** begin DATA LISTING **

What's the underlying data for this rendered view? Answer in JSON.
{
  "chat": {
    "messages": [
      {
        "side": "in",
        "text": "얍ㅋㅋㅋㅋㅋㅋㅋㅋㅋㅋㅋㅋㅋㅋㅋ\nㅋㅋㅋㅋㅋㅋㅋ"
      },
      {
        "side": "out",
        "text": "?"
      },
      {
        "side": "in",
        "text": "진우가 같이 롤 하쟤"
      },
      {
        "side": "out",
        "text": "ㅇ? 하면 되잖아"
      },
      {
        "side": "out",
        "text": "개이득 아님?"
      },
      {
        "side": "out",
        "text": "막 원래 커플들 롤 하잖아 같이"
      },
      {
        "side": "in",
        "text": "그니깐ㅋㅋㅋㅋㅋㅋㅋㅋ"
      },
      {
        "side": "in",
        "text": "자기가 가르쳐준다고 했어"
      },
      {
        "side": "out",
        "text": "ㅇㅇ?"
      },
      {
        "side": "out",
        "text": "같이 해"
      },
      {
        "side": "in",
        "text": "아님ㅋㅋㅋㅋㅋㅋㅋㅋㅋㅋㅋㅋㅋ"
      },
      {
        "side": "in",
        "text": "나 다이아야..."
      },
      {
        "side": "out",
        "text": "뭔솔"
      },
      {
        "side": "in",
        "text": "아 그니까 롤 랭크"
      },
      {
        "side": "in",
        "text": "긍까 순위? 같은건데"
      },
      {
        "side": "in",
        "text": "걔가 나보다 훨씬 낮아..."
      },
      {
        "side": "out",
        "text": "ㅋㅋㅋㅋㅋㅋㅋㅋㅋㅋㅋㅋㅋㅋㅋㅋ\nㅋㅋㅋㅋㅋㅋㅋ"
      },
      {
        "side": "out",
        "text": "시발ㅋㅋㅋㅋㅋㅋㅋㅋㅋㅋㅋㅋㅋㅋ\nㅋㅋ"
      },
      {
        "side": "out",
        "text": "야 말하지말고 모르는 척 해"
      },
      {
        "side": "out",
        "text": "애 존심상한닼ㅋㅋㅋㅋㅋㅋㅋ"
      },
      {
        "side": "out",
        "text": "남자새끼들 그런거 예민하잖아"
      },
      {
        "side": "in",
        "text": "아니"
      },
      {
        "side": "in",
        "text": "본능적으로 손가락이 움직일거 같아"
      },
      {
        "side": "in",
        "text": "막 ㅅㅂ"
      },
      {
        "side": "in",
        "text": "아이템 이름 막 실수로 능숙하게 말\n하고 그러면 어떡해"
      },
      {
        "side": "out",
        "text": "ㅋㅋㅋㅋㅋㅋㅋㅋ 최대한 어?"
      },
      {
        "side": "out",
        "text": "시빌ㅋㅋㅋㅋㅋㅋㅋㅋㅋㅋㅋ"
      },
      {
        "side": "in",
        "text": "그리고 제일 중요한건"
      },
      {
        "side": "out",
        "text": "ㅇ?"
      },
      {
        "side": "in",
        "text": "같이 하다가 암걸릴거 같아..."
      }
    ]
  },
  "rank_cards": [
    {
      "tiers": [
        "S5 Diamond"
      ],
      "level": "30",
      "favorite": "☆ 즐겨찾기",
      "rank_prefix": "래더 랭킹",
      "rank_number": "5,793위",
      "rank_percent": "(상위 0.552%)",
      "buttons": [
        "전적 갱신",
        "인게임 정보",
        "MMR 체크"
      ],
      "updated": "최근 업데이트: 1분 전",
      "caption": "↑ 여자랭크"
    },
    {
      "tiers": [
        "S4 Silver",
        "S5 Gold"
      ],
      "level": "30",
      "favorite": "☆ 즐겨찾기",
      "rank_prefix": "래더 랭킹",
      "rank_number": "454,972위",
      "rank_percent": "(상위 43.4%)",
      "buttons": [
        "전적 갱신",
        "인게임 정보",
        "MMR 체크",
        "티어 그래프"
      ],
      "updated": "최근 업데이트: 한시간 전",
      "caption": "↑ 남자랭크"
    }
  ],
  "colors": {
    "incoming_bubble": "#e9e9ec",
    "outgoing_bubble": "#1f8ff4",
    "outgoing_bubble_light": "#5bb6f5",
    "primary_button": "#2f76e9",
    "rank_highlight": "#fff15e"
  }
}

** end DATA LISTING **

→ PROBLEM TO SOLVE
Find the lines above holding the word "updated" and show them.

→ EXERCISE ANSWER
      "updated": "최근 업데이트: 1분 전",
      "updated": "최근 업데이트: 한시간 전",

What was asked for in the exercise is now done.